» **THE TASK**:
Your task is to copy each line that has the word "name".

» **LISTED ENTRIES**:

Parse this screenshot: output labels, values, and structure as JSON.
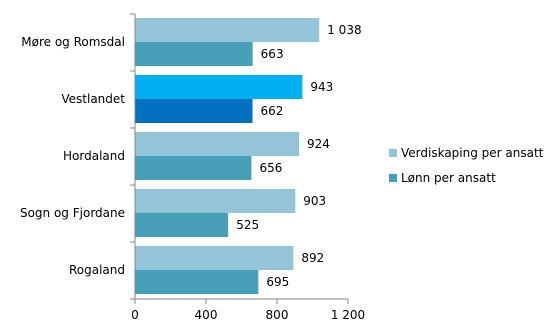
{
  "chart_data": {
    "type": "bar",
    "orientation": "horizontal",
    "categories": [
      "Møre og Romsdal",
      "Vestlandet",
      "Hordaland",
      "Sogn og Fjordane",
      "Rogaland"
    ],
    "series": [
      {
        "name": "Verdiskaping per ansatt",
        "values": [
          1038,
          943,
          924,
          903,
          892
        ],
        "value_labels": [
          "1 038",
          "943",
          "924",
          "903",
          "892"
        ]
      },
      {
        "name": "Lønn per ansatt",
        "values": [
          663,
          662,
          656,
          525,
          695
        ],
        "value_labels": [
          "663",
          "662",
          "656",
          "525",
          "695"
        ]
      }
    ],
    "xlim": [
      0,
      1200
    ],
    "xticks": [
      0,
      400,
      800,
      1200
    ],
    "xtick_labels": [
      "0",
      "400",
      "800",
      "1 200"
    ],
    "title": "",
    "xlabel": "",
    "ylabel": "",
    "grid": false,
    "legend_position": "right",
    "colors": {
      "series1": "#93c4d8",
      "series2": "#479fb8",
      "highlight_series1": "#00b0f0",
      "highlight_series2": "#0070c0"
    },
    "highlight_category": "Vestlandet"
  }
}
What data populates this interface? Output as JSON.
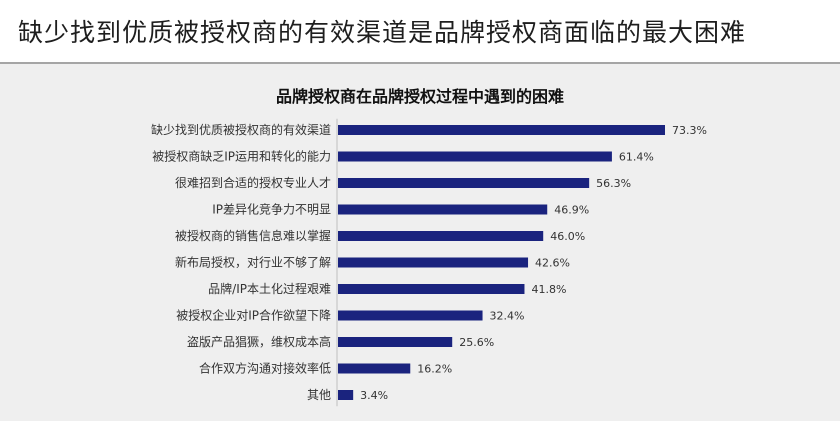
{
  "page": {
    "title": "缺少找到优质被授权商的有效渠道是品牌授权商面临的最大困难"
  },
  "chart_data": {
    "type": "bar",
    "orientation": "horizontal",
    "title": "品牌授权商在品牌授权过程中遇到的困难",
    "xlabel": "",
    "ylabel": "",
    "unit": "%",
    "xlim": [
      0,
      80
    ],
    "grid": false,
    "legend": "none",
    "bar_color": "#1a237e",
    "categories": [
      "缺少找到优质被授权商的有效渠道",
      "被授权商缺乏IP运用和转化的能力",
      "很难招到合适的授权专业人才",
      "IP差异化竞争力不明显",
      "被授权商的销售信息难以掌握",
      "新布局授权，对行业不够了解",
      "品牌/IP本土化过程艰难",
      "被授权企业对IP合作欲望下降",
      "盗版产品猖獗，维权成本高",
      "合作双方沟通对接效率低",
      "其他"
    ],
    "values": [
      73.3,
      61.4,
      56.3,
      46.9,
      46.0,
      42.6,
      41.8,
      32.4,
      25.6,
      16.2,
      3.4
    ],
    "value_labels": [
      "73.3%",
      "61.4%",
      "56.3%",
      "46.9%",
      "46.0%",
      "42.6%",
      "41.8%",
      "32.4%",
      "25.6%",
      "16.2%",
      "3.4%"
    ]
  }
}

==

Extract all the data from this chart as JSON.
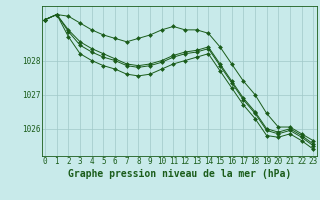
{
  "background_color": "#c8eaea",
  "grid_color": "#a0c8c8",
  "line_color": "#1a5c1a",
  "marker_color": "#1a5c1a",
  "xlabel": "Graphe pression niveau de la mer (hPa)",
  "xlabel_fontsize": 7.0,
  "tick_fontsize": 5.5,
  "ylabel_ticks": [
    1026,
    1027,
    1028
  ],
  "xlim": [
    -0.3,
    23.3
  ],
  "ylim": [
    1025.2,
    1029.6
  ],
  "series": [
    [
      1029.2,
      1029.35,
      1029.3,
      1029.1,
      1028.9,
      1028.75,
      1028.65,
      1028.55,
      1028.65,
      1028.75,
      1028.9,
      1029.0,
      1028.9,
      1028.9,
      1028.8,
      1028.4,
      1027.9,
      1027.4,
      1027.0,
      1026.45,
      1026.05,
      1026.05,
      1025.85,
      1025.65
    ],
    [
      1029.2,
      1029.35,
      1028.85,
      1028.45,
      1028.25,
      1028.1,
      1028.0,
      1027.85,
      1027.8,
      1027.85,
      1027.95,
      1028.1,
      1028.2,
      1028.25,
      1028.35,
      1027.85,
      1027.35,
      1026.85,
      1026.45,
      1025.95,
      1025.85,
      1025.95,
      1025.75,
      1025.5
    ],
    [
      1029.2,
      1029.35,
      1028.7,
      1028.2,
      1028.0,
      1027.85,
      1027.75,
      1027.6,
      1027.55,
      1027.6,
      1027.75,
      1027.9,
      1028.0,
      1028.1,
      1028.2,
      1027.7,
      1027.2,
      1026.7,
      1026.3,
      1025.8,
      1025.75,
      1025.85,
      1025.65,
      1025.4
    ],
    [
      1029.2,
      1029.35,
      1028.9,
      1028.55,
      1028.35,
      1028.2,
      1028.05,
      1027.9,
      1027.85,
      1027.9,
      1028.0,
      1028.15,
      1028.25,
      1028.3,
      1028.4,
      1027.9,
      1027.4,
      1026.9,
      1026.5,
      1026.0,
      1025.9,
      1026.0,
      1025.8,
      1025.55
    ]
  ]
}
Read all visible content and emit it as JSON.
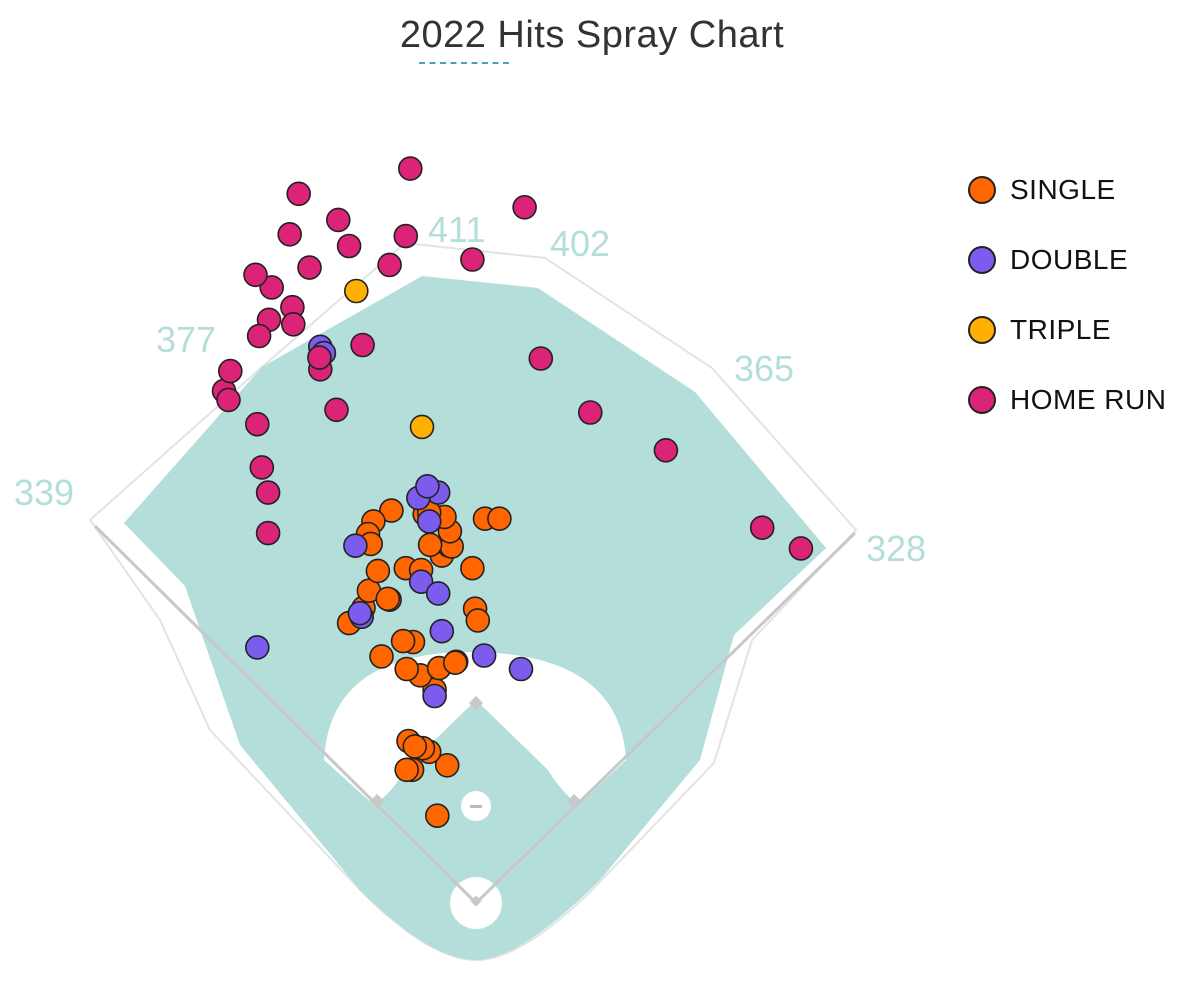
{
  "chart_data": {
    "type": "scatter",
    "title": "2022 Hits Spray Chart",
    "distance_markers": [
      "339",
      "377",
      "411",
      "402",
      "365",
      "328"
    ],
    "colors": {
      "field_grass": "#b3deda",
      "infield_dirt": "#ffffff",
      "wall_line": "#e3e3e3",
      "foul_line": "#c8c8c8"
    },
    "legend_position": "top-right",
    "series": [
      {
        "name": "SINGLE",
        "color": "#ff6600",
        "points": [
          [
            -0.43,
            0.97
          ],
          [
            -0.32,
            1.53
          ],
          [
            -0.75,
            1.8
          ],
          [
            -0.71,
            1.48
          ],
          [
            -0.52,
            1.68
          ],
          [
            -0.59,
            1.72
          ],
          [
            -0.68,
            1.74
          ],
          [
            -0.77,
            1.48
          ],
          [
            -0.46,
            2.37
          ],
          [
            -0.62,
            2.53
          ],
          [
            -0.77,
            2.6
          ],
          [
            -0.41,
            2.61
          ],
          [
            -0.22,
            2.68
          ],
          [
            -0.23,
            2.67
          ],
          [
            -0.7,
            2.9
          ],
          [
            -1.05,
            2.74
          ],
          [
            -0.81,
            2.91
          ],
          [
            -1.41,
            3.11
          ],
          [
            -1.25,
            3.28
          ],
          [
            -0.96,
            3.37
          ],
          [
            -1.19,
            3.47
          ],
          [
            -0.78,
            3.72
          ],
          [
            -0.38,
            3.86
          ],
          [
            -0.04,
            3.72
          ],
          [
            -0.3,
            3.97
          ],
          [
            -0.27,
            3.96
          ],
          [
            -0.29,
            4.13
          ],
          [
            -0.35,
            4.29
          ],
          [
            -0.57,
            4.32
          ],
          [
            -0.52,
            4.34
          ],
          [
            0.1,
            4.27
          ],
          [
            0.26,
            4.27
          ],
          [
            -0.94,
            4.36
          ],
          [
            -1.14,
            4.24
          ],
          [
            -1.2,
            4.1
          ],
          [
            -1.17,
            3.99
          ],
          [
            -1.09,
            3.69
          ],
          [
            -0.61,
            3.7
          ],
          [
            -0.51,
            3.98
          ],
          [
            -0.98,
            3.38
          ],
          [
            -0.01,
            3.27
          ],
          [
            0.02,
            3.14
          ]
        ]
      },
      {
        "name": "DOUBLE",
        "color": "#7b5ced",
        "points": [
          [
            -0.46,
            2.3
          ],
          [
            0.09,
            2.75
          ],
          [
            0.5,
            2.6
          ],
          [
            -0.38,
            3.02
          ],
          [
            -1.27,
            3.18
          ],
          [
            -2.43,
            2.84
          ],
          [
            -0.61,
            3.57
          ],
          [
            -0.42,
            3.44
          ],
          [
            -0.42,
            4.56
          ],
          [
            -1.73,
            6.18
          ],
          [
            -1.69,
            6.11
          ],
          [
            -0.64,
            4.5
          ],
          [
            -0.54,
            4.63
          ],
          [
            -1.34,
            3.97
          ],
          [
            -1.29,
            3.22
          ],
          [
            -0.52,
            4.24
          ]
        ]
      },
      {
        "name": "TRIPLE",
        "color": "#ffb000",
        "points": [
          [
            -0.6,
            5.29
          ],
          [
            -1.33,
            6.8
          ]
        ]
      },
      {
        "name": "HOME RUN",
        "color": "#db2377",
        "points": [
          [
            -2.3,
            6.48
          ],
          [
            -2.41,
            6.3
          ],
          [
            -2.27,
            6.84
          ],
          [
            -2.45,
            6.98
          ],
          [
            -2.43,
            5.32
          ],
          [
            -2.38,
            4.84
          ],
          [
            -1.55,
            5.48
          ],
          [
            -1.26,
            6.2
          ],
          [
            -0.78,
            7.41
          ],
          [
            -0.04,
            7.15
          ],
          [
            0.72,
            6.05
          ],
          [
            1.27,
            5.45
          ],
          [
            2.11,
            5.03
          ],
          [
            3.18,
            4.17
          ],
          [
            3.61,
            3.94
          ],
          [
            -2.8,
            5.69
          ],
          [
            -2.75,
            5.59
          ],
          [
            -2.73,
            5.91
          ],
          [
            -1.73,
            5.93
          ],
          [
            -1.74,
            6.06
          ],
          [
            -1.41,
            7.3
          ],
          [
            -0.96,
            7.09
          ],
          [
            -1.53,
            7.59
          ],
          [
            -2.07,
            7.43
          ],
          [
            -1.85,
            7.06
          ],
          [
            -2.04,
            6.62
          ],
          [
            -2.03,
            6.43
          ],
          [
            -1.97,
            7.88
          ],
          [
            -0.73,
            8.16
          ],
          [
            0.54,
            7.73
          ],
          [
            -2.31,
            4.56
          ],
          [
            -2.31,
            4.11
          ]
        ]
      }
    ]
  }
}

==

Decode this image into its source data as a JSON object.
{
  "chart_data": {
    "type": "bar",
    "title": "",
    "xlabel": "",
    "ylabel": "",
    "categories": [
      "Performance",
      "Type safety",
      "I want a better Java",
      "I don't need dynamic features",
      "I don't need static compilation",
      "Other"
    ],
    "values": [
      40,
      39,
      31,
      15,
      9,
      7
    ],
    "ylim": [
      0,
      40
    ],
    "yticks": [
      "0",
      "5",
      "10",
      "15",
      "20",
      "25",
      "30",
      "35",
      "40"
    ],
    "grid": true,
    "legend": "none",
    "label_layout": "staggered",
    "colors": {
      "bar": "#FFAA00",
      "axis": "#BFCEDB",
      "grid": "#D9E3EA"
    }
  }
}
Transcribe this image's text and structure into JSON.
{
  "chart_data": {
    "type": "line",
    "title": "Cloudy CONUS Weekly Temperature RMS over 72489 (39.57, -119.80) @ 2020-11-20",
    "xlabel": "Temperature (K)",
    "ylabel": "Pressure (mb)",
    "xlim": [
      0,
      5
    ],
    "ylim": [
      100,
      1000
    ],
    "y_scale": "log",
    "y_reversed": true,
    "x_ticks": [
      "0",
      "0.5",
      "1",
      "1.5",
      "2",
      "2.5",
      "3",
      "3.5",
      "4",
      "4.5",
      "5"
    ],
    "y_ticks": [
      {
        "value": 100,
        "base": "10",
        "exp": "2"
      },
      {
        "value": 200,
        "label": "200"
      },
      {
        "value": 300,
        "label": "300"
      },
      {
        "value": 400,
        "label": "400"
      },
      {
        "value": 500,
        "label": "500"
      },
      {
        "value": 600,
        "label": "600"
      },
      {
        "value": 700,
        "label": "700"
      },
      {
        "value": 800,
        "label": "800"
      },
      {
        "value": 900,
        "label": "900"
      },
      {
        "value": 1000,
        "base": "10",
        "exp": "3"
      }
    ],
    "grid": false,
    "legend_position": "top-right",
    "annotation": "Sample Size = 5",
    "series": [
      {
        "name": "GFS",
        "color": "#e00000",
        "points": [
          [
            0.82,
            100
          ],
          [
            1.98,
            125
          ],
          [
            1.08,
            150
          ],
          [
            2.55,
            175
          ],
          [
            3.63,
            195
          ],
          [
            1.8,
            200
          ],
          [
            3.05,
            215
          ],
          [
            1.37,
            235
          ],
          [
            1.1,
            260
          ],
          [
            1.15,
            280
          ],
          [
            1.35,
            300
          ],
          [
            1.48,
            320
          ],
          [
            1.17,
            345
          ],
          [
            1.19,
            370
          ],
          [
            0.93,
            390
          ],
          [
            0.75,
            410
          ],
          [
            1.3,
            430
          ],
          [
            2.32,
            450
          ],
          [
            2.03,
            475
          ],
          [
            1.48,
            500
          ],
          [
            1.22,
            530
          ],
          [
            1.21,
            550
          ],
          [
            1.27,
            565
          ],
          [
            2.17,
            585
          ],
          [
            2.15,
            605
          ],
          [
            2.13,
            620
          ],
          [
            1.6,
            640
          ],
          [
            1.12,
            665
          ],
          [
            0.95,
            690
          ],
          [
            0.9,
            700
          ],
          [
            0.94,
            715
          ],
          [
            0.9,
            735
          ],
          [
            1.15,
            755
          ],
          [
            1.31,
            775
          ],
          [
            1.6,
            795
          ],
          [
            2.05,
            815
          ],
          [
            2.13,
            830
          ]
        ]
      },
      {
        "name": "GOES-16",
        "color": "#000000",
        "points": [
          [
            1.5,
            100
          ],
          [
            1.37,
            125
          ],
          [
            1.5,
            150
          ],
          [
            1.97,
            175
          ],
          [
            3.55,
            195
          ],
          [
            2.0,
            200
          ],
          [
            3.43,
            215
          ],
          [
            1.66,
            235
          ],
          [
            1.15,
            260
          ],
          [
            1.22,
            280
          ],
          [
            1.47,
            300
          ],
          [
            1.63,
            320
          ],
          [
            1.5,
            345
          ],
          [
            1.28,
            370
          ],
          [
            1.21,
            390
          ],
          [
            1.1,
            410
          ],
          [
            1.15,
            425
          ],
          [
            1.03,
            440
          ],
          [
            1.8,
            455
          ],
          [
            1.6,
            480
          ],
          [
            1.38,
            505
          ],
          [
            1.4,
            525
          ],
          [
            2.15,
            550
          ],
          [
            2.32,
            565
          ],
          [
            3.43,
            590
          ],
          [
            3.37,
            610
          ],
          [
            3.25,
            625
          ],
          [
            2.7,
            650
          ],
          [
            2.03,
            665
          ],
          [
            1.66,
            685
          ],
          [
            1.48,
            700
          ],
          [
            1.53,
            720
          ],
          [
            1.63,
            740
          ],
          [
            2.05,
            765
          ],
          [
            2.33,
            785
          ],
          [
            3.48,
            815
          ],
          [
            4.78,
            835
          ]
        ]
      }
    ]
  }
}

» **RESPONSE**:
        "name": "Verdiskaping per ansatt",
        "name": "Lønn per ansatt",
        "name": "SINGLE",
        "name": "DOUBLE",
        "name": "TRIPLE",
        "name": "HOME RUN",
        "name": "GFS",
        "name": "GOES-16",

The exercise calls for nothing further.